EXERCISE DETAILS - Pick every line from the data that holds the word "Same".

*****

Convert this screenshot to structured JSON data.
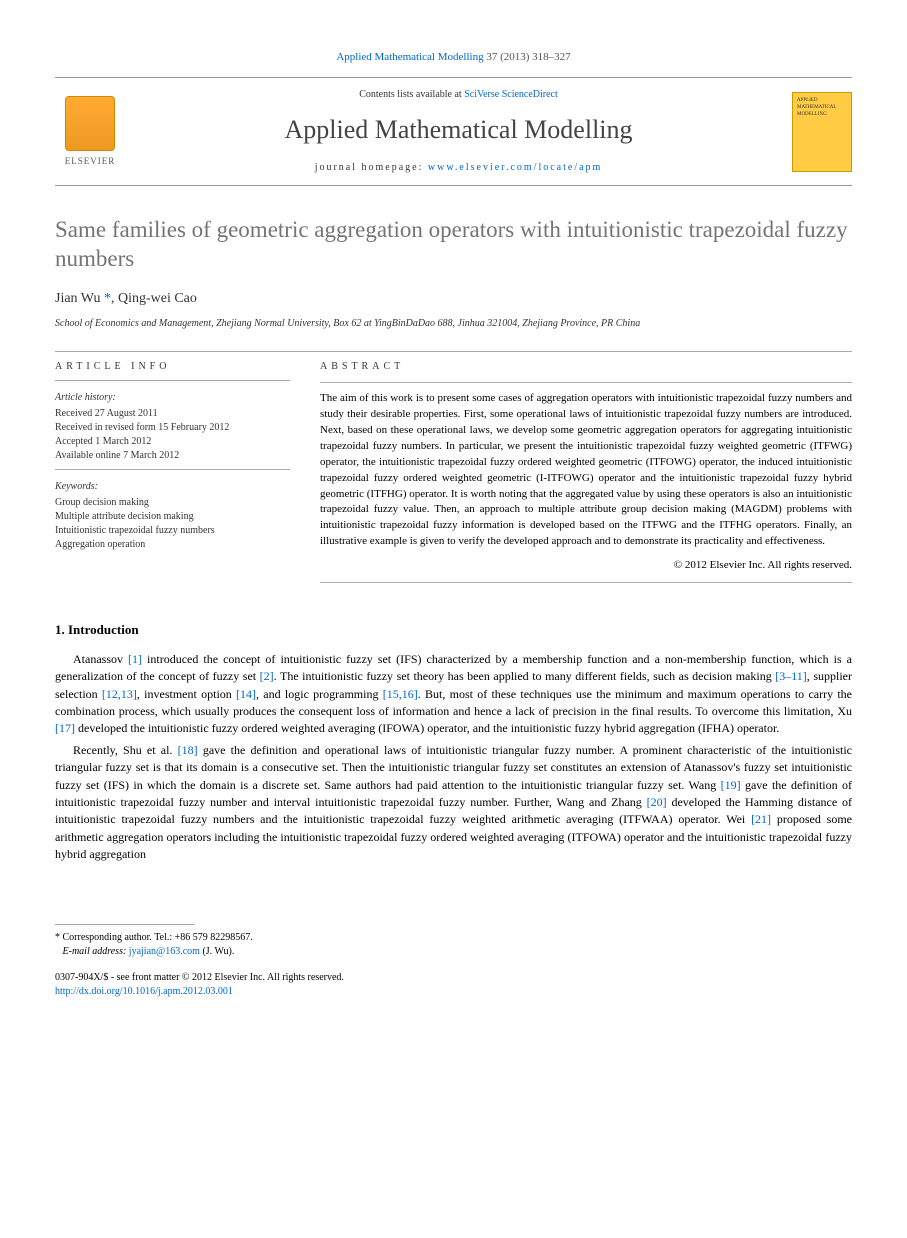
{
  "header": {
    "citation_prefix": "Applied Mathematical Modelling",
    "citation_vol": "37 (2013) 318–327",
    "contents_prefix": "Contents lists available at",
    "contents_link": "SciVerse ScienceDirect",
    "journal_name": "Applied Mathematical Modelling",
    "homepage_prefix": "journal homepage:",
    "homepage_url": "www.elsevier.com/locate/apm",
    "elsevier_label": "ELSEVIER",
    "cover_text": "APPLIED MATHEMATICAL MODELLING"
  },
  "article": {
    "title": "Same families of geometric aggregation operators with intuitionistic trapezoidal fuzzy numbers",
    "authors_html_1": "Jian Wu",
    "authors_star": "*",
    "authors_html_2": ", Qing-wei Cao",
    "affiliation": "School of Economics and Management, Zhejiang Normal University, Box 62 at YingBinDaDao 688, Jinhua 321004, Zhejiang Province, PR China"
  },
  "info": {
    "label": "ARTICLE INFO",
    "history_label": "Article history:",
    "history": [
      "Received 27 August 2011",
      "Received in revised form 15 February 2012",
      "Accepted 1 March 2012",
      "Available online 7 March 2012"
    ],
    "keywords_label": "Keywords:",
    "keywords": [
      "Group decision making",
      "Multiple attribute decision making",
      "Intuitionistic trapezoidal fuzzy numbers",
      "Aggregation operation"
    ]
  },
  "abstract": {
    "label": "ABSTRACT",
    "text": "The aim of this work is to present some cases of aggregation operators with intuitionistic trapezoidal fuzzy numbers and study their desirable properties. First, some operational laws of intuitionistic trapezoidal fuzzy numbers are introduced. Next, based on these operational laws, we develop some geometric aggregation operators for aggregating intuitionistic trapezoidal fuzzy numbers. In particular, we present the intuitionistic trapezoidal fuzzy weighted geometric (ITFWG) operator, the intuitionistic trapezoidal fuzzy ordered weighted geometric (ITFOWG) operator, the induced intuitionistic trapezoidal fuzzy ordered weighted geometric (I-ITFOWG) operator and the intuitionistic trapezoidal fuzzy hybrid geometric (ITFHG) operator. It is worth noting that the aggregated value by using these operators is also an intuitionistic trapezoidal fuzzy value. Then, an approach to multiple attribute group decision making (MAGDM) problems with intuitionistic trapezoidal fuzzy information is developed based on the ITFWG and the ITFHG operators. Finally, an illustrative example is given to verify the developed approach and to demonstrate its practicality and effectiveness.",
    "copyright": "© 2012 Elsevier Inc. All rights reserved."
  },
  "intro": {
    "heading": "1. Introduction",
    "p1_a": "Atanassov ",
    "p1_ref1": "[1]",
    "p1_b": " introduced the concept of intuitionistic fuzzy set (IFS) characterized by a membership function and a non-membership function, which is a generalization of the concept of fuzzy set ",
    "p1_ref2": "[2]",
    "p1_c": ". The intuitionistic fuzzy set theory has been applied to many different fields, such as decision making ",
    "p1_ref3": "[3–11]",
    "p1_d": ", supplier selection ",
    "p1_ref4": "[12,13]",
    "p1_e": ", investment option ",
    "p1_ref5": "[14]",
    "p1_f": ", and logic programming ",
    "p1_ref6": "[15,16]",
    "p1_g": ". But, most of these techniques use the minimum and maximum operations to carry the combination process, which usually produces the consequent loss of information and hence a lack of precision in the final results. To overcome this limitation, Xu ",
    "p1_ref7": "[17]",
    "p1_h": " developed the intuitionistic fuzzy ordered weighted averaging (IFOWA) operator, and the intuitionistic fuzzy hybrid aggregation (IFHA) operator.",
    "p2_a": "Recently, Shu et al. ",
    "p2_ref1": "[18]",
    "p2_b": " gave the definition and operational laws of intuitionistic triangular fuzzy number. A prominent characteristic of the intuitionistic triangular fuzzy set is that its domain is a consecutive set. Then the intuitionistic triangular fuzzy set constitutes an extension of Atanassov's fuzzy set intuitionistic fuzzy set (IFS) in which the domain is a discrete set. Same authors had paid attention to the intuitionistic triangular fuzzy set. Wang ",
    "p2_ref2": "[19]",
    "p2_c": " gave the definition of intuitionistic trapezoidal fuzzy number and interval intuitionistic trapezoidal fuzzy number. Further, Wang and Zhang ",
    "p2_ref3": "[20]",
    "p2_d": " developed the Hamming distance of intuitionistic trapezoidal fuzzy numbers and the intuitionistic trapezoidal fuzzy weighted arithmetic averaging (ITFWAA) operator. Wei ",
    "p2_ref4": "[21]",
    "p2_e": " proposed some arithmetic aggregation operators including the intuitionistic trapezoidal fuzzy ordered weighted averaging (ITFOWA) operator and the intuitionistic trapezoidal fuzzy hybrid aggregation"
  },
  "footer": {
    "corr_label": "* Corresponding author. Tel.: +86 579 82298567.",
    "email_label": "E-mail address:",
    "email": "jyajian@163.com",
    "email_suffix": "(J. Wu).",
    "issn": "0307-904X/$ - see front matter © 2012 Elsevier Inc. All rights reserved.",
    "doi": "http://dx.doi.org/10.1016/j.apm.2012.03.001"
  }
}
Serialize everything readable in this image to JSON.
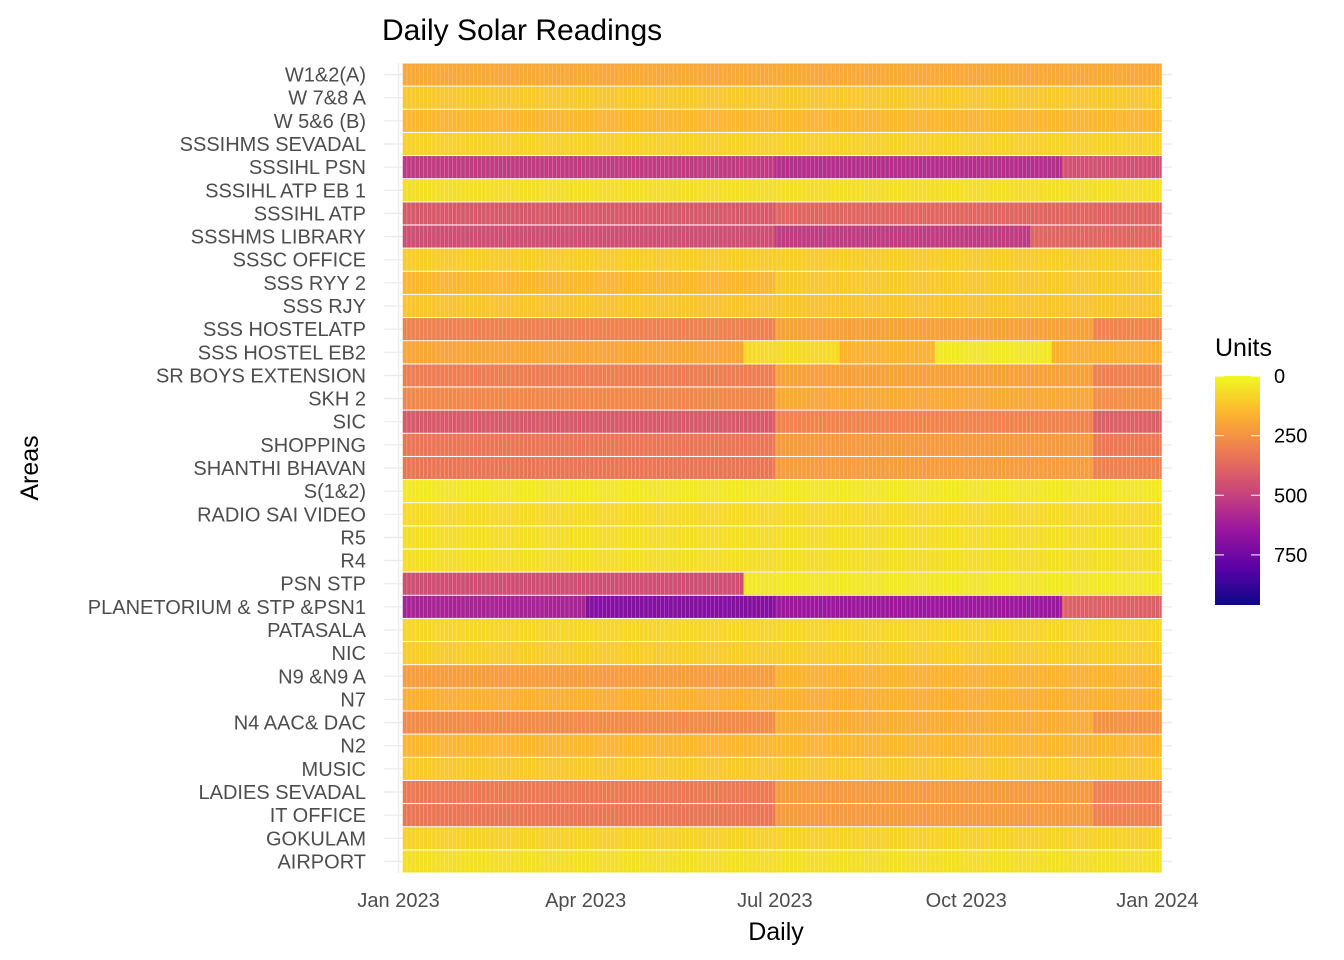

*****

RESULT OF THIS EXERCISE -
    "title": "Same families of geometric aggregation operators with intuitionistic trapezoidal fuzzy numbers",
    "p2_b": " gave the definition and operational laws of intuitionistic triangular fuzzy number. A prominent characteristic of the intuitionistic triangular fuzzy set is that its domain is a consecutive set. Then the intuitionistic triangular fuzzy set constitutes an extension of Atanassov's fuzzy set intuitionistic fuzzy set (IFS) in which the domain is a discrete set. Same authors had paid attention to the intuitionistic triangular fuzzy set. Wang ",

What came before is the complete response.